--- EXERCISE DETAILS ---
Write out all of the data exactly as it appears.

--- MATERIAL PROVIDED ---
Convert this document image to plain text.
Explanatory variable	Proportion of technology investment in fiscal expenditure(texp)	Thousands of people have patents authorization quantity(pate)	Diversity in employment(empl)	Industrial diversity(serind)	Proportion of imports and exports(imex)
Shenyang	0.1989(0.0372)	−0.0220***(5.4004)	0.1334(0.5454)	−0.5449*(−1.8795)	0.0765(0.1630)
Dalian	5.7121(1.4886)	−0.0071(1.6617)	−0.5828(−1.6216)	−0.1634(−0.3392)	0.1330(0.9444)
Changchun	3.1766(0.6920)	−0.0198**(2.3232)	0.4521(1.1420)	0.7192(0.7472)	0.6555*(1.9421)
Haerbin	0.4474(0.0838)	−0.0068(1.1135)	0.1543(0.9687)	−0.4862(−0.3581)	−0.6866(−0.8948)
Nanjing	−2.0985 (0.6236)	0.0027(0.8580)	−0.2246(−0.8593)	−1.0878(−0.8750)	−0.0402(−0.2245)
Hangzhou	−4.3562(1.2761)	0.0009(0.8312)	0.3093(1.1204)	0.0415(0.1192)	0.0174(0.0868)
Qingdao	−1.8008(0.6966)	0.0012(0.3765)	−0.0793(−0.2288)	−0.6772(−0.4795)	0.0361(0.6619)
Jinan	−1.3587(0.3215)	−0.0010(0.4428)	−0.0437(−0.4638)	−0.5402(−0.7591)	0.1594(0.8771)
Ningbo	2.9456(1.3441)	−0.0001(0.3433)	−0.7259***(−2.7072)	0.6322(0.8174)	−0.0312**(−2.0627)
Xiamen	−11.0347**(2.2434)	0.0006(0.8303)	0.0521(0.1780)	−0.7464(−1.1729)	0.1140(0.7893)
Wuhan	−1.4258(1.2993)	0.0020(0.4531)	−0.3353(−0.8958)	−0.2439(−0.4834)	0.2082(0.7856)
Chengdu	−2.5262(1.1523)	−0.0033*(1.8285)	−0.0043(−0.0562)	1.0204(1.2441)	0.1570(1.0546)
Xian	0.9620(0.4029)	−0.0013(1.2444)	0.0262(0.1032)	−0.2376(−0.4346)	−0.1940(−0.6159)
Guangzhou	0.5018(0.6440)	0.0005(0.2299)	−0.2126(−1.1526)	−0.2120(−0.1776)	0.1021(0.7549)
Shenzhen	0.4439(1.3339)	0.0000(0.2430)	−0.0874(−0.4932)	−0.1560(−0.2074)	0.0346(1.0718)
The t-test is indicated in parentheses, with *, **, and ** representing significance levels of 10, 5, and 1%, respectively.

--- SOLUTION TO THIS TASK ---
Convert this document image to plain text.
Explanatory variable	Proportion of technology investment in fiscal expenditure(texp)	Thousands of people have patents authorization quantity(pate)	Diversity in employment(empl)	Industrial diversity(serind)	Proportion of imports and exports(imex)
Shenyang	0.1989(0.0372)	−0.0220***(5.4004)	0.1334(0.5454)	−0.5449*(−1.8795)	0.0765(0.1630)
Dalian	5.7121(1.4886)	−0.0071(1.6617)	−0.5828(−1.6216)	−0.1634(−0.3392)	0.1330(0.9444)
Changchun	3.1766(0.6920)	−0.0198**(2.3232)	0.4521(1.1420)	0.7192(0.7472)	0.6555*(1.9421)
Haerbin	0.4474(0.0838)	−0.0068(1.1135)	0.1543(0.9687)	−0.4862(−0.3581)	−0.6866(−0.8948)
Nanjing	−2.0985 (0.6236)	0.0027(0.8580)	−0.2246(−0.8593)	−1.0878(−0.8750)	−0.0402(−0.2245)
Hangzhou	−4.3562(1.2761)	0.0009(0.8312)	0.3093(1.1204)	0.0415(0.1192)	0.0174(0.0868)
Qingdao	−1.8008(0.6966)	0.0012(0.3765)	−0.0793(−0.2288)	−0.6772(−0.4795)	0.0361(0.6619)
Jinan	−1.3587(0.3215)	−0.0010(0.4428)	−0.0437(−0.4638)	−0.5402(−0.7591)	0.1594(0.8771)
Ningbo	2.9456(1.3441)	−0.0001(0.3433)	−0.7259***(−2.7072)	0.6322(0.8174)	−0.0312**(−2.0627)
Xiamen	−11.0347**(2.2434)	0.0006(0.8303)	0.0521(0.1780)	−0.7464(−1.1729)	0.1140(0.7893)
Wuhan	−1.4258(1.2993)	0.0020(0.4531)	−0.3353(−0.8958)	−0.2439(−0.4834)	0.2082(0.7856)
Chengdu	−2.5262(1.1523)	−0.0033*(1.8285)	−0.0043(−0.0562)	1.0204(1.2441)	0.1570(1.0546)
Xian	0.9620(0.4029)	−0.0013(1.2444)	0.0262(0.1032)	−0.2376(−0.4346)	−0.1940(−0.6159)
Guangzhou	0.5018(0.6440)	0.0005(0.2299)	−0.2126(−1.1526)	−0.2120(−0.1776)	0.1021(0.7549)
Shenzhen	0.4439(1.3339)	0.0000(0.2430)	−0.0874(−0.4932)	−0.1560(−0.2074)	0.0346(1.0718)
The t-test is indicated in parentheses, with *, **, and ** representing significance levels of 10, 5, and 1%, respectively.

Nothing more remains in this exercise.